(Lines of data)
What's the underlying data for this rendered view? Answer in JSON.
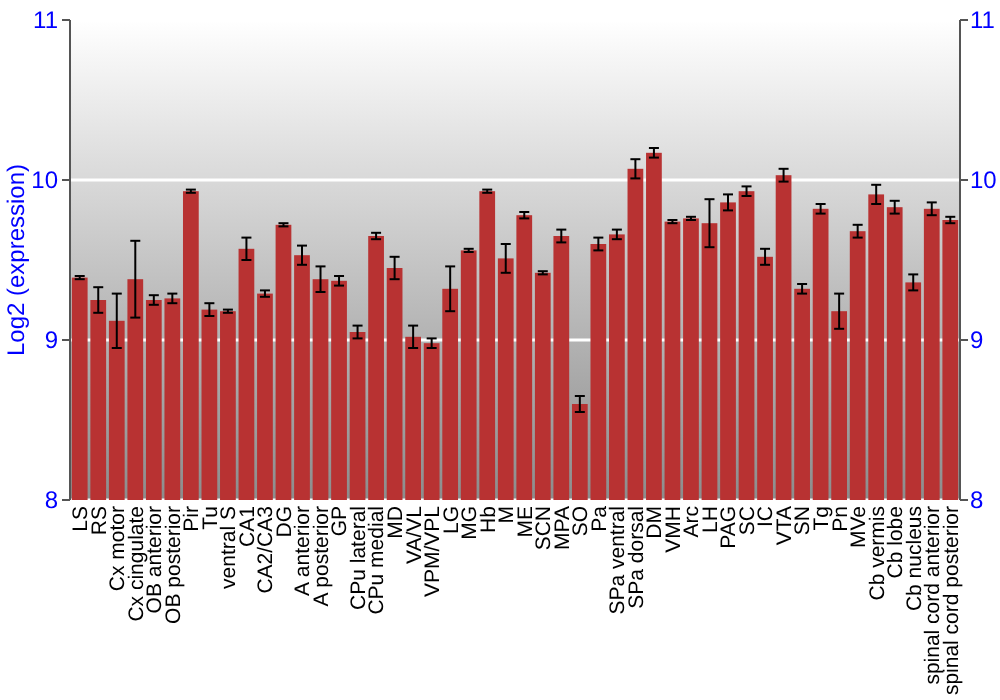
{
  "chart_data": {
    "type": "bar",
    "ylabel": "Log2 (expression)",
    "categories": [
      "LS",
      "RS",
      "Cx motor",
      "Cx cingulate",
      "OB anterior",
      "OB posterior",
      "Pir",
      "Tu",
      "ventral S",
      "CA1",
      "CA2/CA3",
      "DG",
      "A anterior",
      "A posterior",
      "GP",
      "CPu lateral",
      "CPu medial",
      "MD",
      "VA/VL",
      "VPM/VPL",
      "LG",
      "MG",
      "Hb",
      "M",
      "ME",
      "SCN",
      "MPA",
      "SO",
      "Pa",
      "SPa ventral",
      "SPa dorsal",
      "DM",
      "VMH",
      "Arc",
      "LH",
      "PAG",
      "SC",
      "IC",
      "VTA",
      "SN",
      "Tg",
      "Pn",
      "MVe",
      "Cb vermis",
      "Cb lobe",
      "Cb nucleus",
      "spinal cord anterior",
      "spinal cord posterior"
    ],
    "values": [
      9.39,
      9.25,
      9.12,
      9.38,
      9.25,
      9.26,
      9.93,
      9.19,
      9.18,
      9.57,
      9.29,
      9.72,
      9.53,
      9.38,
      9.37,
      9.05,
      9.65,
      9.45,
      9.02,
      8.98,
      9.32,
      9.56,
      9.93,
      9.51,
      9.78,
      9.42,
      9.65,
      8.6,
      9.6,
      9.66,
      10.07,
      10.17,
      9.74,
      9.76,
      9.73,
      9.86,
      9.93,
      9.52,
      10.03,
      9.32,
      9.82,
      9.18,
      9.68,
      9.91,
      9.83,
      9.36,
      9.82,
      9.75
    ],
    "errors": [
      0.01,
      0.08,
      0.17,
      0.24,
      0.03,
      0.03,
      0.01,
      0.04,
      0.01,
      0.07,
      0.02,
      0.01,
      0.06,
      0.08,
      0.03,
      0.04,
      0.02,
      0.07,
      0.07,
      0.03,
      0.14,
      0.01,
      0.01,
      0.09,
      0.02,
      0.01,
      0.04,
      0.05,
      0.04,
      0.03,
      0.06,
      0.03,
      0.01,
      0.01,
      0.15,
      0.05,
      0.03,
      0.05,
      0.04,
      0.03,
      0.03,
      0.11,
      0.04,
      0.06,
      0.04,
      0.05,
      0.04,
      0.02
    ],
    "color": "#b83232",
    "ylim": [
      8,
      11
    ],
    "yticks": [
      8,
      9,
      10,
      11
    ],
    "y2lim": [
      8,
      11
    ],
    "y2ticks": [
      8,
      9,
      10,
      11
    ],
    "grid": "y"
  }
}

▸ PROBLEM DESCRIPTION: All of the records above must be copied exactly, except for the pictures.

▸ FINAL RESULT:
What's the underlying data for this rendered view? Answer in JSON.
{
  "chart_data": {
    "type": "bar",
    "ylabel": "Log2 (expression)",
    "categories": [
      "LS",
      "RS",
      "Cx motor",
      "Cx cingulate",
      "OB anterior",
      "OB posterior",
      "Pir",
      "Tu",
      "ventral S",
      "CA1",
      "CA2/CA3",
      "DG",
      "A anterior",
      "A posterior",
      "GP",
      "CPu lateral",
      "CPu medial",
      "MD",
      "VA/VL",
      "VPM/VPL",
      "LG",
      "MG",
      "Hb",
      "M",
      "ME",
      "SCN",
      "MPA",
      "SO",
      "Pa",
      "SPa ventral",
      "SPa dorsal",
      "DM",
      "VMH",
      "Arc",
      "LH",
      "PAG",
      "SC",
      "IC",
      "VTA",
      "SN",
      "Tg",
      "Pn",
      "MVe",
      "Cb vermis",
      "Cb lobe",
      "Cb nucleus",
      "spinal cord anterior",
      "spinal cord posterior"
    ],
    "values": [
      9.39,
      9.25,
      9.12,
      9.38,
      9.25,
      9.26,
      9.93,
      9.19,
      9.18,
      9.57,
      9.29,
      9.72,
      9.53,
      9.38,
      9.37,
      9.05,
      9.65,
      9.45,
      9.02,
      8.98,
      9.32,
      9.56,
      9.93,
      9.51,
      9.78,
      9.42,
      9.65,
      8.6,
      9.6,
      9.66,
      10.07,
      10.17,
      9.74,
      9.76,
      9.73,
      9.86,
      9.93,
      9.52,
      10.03,
      9.32,
      9.82,
      9.18,
      9.68,
      9.91,
      9.83,
      9.36,
      9.82,
      9.75
    ],
    "errors": [
      0.01,
      0.08,
      0.17,
      0.24,
      0.03,
      0.03,
      0.01,
      0.04,
      0.01,
      0.07,
      0.02,
      0.01,
      0.06,
      0.08,
      0.03,
      0.04,
      0.02,
      0.07,
      0.07,
      0.03,
      0.14,
      0.01,
      0.01,
      0.09,
      0.02,
      0.01,
      0.04,
      0.05,
      0.04,
      0.03,
      0.06,
      0.03,
      0.01,
      0.01,
      0.15,
      0.05,
      0.03,
      0.05,
      0.04,
      0.03,
      0.03,
      0.11,
      0.04,
      0.06,
      0.04,
      0.05,
      0.04,
      0.02
    ],
    "color": "#b83232",
    "ylim": [
      8,
      11
    ],
    "yticks": [
      8,
      9,
      10,
      11
    ],
    "y2lim": [
      8,
      11
    ],
    "y2ticks": [
      8,
      9,
      10,
      11
    ],
    "grid": "y"
  }
}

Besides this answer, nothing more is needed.